Excerpts from a figure dataset:
* START *

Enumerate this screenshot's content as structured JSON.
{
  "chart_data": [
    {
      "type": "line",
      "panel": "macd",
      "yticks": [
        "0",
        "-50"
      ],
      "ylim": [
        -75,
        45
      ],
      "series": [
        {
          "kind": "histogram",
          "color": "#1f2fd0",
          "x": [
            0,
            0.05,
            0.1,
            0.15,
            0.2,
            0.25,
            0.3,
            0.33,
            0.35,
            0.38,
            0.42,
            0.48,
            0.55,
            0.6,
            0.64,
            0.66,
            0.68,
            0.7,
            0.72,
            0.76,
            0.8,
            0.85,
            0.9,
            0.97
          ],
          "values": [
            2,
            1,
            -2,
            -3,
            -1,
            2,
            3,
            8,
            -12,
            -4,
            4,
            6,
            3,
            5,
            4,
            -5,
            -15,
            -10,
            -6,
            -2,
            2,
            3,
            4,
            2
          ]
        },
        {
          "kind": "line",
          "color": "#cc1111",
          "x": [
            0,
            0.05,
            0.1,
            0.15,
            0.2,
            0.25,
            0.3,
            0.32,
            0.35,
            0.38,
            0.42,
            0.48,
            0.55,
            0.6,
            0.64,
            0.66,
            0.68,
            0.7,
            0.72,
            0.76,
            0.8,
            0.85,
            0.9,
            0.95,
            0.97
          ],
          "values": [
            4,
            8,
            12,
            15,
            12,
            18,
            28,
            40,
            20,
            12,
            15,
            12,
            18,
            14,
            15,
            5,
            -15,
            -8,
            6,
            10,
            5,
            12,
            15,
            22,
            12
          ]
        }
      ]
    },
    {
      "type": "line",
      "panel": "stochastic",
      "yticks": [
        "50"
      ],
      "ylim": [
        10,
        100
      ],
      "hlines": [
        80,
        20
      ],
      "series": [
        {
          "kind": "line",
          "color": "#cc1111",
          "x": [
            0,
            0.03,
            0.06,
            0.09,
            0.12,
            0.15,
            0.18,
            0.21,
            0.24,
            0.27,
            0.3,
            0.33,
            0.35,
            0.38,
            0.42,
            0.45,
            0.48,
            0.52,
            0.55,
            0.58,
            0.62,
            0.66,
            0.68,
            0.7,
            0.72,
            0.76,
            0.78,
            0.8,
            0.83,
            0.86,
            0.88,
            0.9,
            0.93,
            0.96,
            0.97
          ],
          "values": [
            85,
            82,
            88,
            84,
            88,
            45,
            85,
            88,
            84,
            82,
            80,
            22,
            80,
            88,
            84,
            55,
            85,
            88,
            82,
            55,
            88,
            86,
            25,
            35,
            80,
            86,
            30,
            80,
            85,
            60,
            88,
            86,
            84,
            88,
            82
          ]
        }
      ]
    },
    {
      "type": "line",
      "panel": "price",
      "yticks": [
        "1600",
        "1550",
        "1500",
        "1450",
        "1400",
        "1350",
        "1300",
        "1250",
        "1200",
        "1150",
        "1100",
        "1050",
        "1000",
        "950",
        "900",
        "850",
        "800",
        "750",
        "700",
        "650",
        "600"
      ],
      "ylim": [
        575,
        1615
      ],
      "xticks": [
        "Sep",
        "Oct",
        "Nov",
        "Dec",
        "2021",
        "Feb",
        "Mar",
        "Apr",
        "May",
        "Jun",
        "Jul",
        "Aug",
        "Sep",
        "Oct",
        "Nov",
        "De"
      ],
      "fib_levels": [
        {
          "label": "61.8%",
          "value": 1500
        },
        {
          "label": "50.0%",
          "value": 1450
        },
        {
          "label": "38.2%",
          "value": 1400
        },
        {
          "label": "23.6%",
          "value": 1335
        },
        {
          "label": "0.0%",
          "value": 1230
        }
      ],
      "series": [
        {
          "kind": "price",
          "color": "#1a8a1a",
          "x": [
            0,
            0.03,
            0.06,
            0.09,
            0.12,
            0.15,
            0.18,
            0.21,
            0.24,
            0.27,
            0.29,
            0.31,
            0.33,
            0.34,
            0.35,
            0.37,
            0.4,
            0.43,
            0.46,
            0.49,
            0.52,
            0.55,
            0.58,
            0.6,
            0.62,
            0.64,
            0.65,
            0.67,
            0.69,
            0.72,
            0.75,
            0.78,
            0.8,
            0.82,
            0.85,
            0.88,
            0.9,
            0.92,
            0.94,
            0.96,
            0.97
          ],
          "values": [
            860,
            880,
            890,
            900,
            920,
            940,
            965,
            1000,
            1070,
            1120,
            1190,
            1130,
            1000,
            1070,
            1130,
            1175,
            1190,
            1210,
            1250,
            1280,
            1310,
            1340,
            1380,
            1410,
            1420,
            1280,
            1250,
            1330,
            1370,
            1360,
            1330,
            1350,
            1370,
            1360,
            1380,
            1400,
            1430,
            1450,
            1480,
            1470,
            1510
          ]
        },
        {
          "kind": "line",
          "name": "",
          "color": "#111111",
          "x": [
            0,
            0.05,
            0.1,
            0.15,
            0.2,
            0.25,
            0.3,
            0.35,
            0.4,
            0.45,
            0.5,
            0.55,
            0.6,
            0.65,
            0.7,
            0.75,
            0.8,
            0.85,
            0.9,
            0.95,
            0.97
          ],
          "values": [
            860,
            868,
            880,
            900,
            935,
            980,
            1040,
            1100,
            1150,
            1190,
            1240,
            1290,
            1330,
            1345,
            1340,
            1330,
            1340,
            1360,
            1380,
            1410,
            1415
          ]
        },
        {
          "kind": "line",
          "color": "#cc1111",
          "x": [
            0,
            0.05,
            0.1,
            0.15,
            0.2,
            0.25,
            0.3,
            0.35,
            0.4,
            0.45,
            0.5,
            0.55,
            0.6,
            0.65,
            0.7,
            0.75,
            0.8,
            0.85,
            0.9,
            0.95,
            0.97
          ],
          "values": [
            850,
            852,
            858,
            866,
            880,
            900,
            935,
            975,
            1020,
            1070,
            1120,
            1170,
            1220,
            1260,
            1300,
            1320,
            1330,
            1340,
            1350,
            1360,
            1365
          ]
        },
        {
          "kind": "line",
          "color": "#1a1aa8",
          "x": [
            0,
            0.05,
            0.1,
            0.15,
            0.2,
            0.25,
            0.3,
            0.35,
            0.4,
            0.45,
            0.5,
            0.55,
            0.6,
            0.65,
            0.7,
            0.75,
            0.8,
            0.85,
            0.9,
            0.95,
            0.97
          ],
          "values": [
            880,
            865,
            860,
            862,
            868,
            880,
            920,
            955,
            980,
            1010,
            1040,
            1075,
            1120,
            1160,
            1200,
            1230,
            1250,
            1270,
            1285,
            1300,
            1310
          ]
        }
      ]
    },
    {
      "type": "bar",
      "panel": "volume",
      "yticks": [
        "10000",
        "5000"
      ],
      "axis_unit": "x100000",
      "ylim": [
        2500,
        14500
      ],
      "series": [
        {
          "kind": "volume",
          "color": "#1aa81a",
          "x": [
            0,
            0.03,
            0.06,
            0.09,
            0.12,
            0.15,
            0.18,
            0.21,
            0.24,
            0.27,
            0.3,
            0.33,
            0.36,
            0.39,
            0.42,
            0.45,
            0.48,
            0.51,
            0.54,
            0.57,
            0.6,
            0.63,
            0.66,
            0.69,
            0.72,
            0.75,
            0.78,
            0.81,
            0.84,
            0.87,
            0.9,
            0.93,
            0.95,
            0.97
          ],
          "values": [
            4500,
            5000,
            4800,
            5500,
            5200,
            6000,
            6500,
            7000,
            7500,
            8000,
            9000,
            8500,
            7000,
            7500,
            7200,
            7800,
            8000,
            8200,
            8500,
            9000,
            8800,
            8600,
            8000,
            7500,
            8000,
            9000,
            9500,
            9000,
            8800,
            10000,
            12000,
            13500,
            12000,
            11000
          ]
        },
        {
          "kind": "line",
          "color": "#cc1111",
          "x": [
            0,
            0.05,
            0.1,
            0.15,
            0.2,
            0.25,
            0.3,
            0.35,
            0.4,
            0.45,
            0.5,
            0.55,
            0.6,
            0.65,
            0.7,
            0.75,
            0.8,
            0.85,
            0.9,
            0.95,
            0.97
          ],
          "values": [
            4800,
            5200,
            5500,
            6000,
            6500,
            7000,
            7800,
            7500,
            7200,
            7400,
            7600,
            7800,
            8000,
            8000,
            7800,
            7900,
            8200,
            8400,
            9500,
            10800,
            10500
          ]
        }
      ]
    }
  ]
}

* END *

### AIM
Each line that has the word "panel" should be copied.

### FINAL ANSWER
      "panel": "macd",
      "panel": "stochastic",
      "panel": "price",
      "panel": "volume",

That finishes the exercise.